> **What needs to be done**:
Copy each line below that contains "деловой".

> **Stored rows**:
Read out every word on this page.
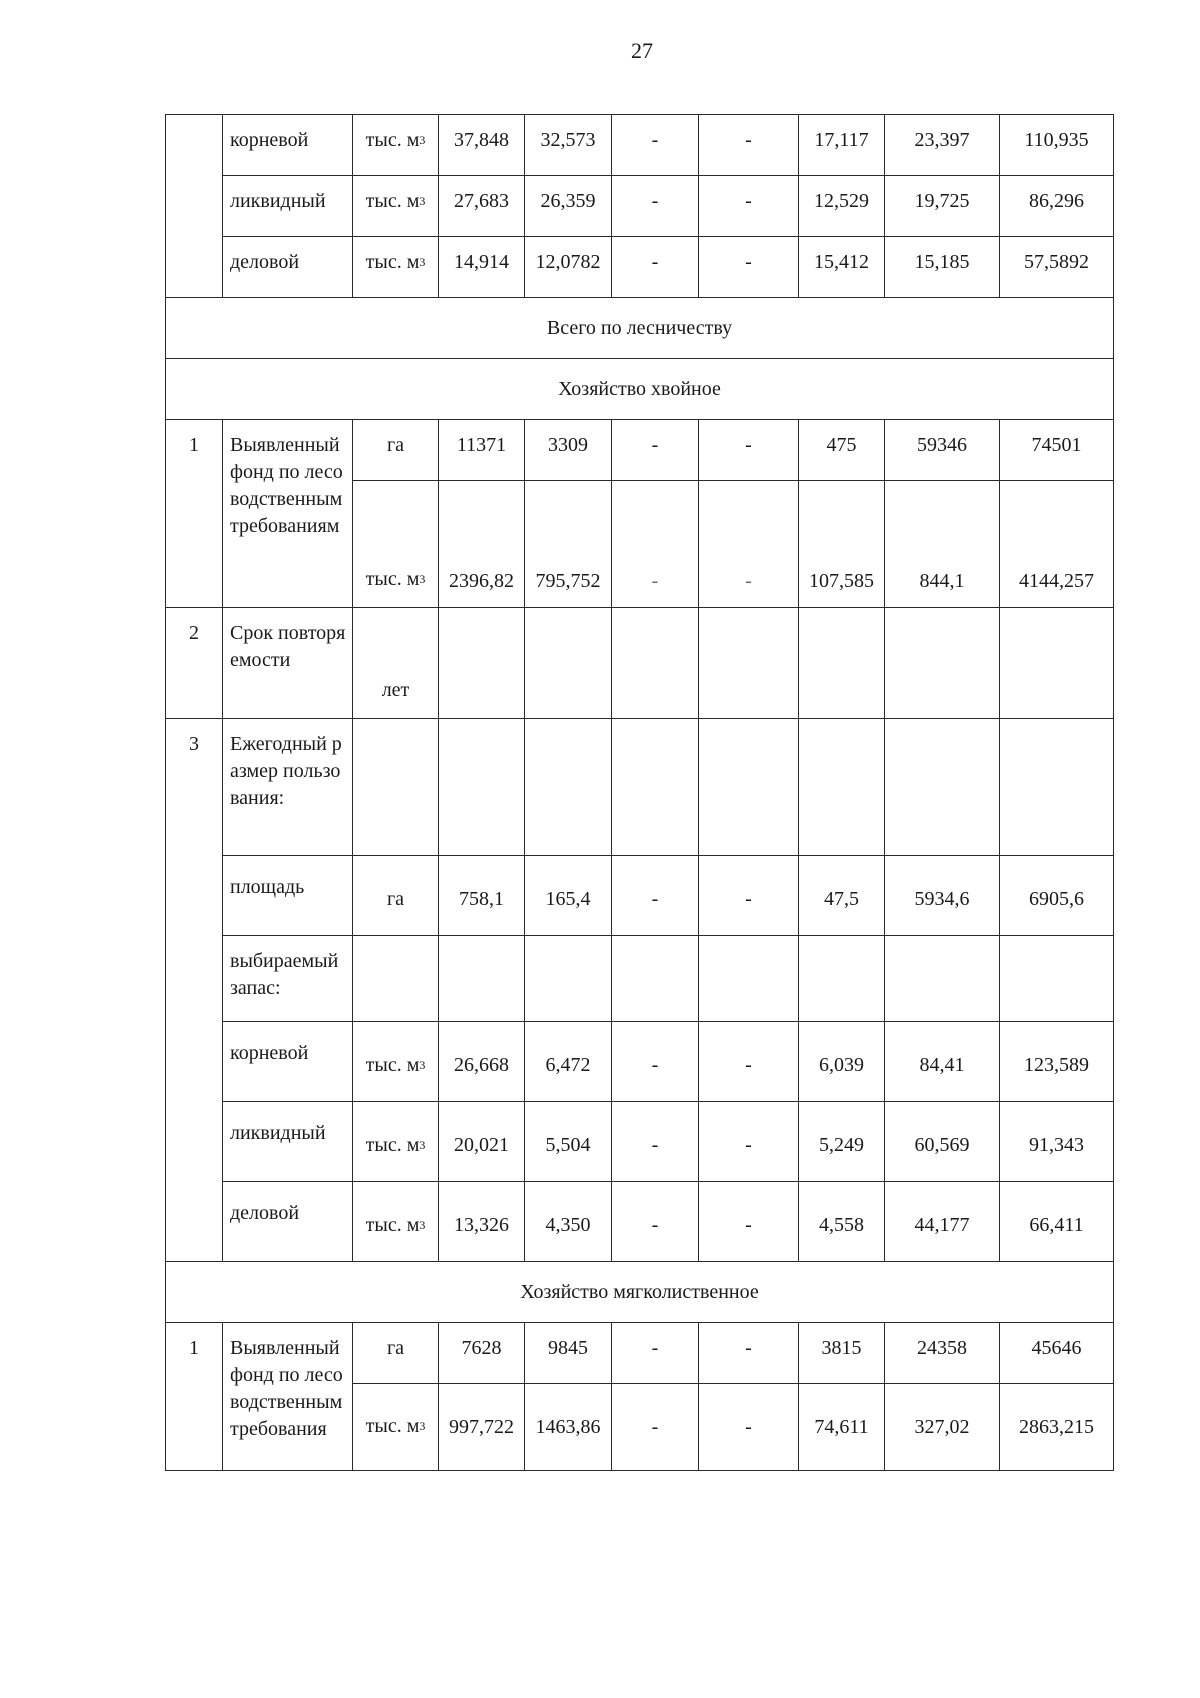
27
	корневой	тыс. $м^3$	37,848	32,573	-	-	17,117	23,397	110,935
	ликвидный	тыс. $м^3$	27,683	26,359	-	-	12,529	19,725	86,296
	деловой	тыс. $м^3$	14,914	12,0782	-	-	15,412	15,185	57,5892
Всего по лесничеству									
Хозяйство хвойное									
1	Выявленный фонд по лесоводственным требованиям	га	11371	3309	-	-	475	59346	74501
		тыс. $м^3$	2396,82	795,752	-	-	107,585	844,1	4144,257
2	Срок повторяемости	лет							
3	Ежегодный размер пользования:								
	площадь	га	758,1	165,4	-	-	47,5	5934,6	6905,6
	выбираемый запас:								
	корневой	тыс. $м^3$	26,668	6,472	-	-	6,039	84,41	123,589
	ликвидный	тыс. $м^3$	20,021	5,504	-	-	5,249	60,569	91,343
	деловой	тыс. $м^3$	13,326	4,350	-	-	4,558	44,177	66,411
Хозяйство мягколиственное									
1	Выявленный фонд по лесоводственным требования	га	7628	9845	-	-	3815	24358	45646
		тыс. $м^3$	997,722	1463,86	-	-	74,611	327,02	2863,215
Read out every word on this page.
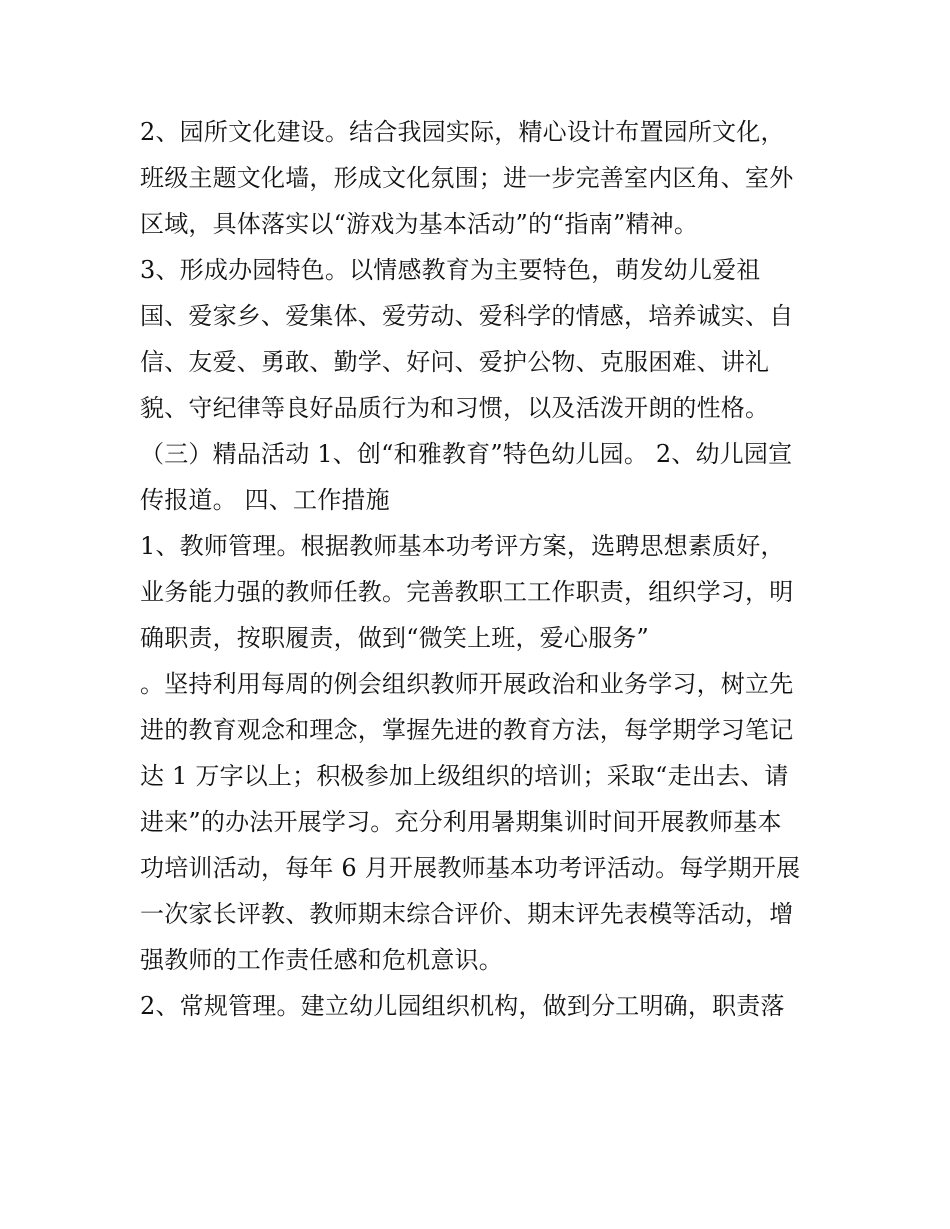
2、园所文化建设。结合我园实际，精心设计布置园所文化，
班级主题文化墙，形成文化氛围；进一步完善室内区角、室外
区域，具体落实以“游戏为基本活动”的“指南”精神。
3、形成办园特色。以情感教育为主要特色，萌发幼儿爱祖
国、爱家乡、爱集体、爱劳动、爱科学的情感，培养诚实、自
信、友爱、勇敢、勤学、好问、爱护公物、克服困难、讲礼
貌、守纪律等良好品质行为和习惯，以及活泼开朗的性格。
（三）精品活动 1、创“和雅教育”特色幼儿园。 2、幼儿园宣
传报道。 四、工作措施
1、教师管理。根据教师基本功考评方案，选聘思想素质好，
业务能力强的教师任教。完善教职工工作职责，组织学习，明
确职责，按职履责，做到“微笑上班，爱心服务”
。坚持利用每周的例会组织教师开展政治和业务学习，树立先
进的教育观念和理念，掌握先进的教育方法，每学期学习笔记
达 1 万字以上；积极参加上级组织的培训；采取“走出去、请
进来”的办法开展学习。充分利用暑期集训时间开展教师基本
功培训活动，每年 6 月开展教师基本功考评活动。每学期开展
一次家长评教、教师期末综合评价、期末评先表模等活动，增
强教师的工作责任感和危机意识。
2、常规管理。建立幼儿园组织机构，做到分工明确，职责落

> **Answer below**:
	деловой	тыс. $м^3$	14,914	12,0782	-	-	15,412	15,185	57,5892
	деловой	тыс. $м^3$	13,326	4,350	-	-	4,558	44,177	66,411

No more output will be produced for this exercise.